[Excerpts from a dataset]
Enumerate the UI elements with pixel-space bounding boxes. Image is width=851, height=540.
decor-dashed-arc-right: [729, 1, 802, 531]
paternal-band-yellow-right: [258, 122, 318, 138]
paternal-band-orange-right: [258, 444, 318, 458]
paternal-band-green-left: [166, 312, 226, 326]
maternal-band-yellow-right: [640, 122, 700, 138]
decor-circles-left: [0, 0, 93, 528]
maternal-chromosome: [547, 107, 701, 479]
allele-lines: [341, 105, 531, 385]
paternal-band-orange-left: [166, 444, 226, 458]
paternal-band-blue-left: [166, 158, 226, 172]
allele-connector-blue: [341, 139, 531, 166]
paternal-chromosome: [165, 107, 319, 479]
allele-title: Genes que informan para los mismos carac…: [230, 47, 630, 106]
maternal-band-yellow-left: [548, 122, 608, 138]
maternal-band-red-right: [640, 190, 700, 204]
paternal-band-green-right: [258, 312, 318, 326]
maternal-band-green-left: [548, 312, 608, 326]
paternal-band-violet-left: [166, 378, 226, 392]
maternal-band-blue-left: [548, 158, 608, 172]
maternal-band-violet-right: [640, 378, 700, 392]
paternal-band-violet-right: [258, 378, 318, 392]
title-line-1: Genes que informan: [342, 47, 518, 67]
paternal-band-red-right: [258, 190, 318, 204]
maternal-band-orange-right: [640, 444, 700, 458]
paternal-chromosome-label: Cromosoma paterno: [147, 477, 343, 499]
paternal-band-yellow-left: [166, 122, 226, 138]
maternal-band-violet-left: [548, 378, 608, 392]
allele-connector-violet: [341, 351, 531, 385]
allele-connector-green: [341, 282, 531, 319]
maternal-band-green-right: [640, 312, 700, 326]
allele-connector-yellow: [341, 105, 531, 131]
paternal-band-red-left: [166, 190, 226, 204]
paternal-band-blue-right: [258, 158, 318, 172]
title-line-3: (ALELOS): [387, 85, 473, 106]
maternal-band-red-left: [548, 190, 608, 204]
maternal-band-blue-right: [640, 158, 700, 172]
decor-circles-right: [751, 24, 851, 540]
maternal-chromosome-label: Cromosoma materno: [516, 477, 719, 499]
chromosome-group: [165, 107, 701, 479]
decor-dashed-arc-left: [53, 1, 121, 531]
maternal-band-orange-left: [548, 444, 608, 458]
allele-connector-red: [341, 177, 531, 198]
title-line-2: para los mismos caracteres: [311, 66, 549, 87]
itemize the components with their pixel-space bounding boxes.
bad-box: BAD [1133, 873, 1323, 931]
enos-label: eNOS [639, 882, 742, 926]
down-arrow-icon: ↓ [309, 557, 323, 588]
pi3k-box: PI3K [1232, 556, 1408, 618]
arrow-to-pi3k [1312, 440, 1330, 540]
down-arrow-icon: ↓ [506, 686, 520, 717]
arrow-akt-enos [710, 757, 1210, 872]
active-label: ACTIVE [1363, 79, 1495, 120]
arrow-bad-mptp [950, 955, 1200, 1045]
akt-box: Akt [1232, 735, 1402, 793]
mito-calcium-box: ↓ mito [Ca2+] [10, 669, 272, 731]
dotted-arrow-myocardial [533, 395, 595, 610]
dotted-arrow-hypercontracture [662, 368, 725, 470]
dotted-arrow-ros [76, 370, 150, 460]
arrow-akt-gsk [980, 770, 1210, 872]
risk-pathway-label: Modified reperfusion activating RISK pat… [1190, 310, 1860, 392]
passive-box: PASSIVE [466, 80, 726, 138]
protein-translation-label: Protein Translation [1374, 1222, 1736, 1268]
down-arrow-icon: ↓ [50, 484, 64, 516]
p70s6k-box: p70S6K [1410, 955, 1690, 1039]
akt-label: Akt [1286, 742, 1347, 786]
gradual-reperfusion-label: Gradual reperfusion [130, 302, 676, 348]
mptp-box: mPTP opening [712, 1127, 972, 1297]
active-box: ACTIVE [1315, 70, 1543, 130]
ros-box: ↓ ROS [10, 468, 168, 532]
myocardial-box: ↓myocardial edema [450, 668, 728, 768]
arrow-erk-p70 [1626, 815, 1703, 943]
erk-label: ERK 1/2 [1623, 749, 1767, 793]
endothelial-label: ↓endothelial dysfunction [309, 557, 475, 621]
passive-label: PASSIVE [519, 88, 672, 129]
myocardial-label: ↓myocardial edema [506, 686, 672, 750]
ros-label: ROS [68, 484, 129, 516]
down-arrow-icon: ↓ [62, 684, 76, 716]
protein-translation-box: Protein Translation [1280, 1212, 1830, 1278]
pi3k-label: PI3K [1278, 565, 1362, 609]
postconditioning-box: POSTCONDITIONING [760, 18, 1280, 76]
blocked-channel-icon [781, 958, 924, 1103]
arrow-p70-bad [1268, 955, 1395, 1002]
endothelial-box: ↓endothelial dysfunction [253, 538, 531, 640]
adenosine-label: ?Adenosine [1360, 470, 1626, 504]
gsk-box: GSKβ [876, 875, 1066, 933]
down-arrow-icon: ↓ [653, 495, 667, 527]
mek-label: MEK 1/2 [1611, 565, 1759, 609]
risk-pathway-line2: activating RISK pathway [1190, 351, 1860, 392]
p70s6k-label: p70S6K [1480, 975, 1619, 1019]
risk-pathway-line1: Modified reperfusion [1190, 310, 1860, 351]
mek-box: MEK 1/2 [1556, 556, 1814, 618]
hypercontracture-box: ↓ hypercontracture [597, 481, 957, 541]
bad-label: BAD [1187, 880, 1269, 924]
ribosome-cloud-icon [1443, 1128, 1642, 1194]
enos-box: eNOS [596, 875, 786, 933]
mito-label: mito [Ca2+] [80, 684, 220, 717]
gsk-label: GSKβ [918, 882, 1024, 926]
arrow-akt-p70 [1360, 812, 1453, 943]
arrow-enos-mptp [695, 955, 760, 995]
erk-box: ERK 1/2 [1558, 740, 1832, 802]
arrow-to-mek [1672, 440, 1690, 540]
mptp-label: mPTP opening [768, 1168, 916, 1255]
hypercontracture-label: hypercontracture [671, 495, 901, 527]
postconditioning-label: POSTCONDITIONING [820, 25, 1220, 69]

Directions for this task
List every line above containing the word "protein".

Exercise solution
protein-translation-label: Protein Translation [1374, 1222, 1736, 1268]
protein-translation-box: Protein Translation [1280, 1212, 1830, 1278]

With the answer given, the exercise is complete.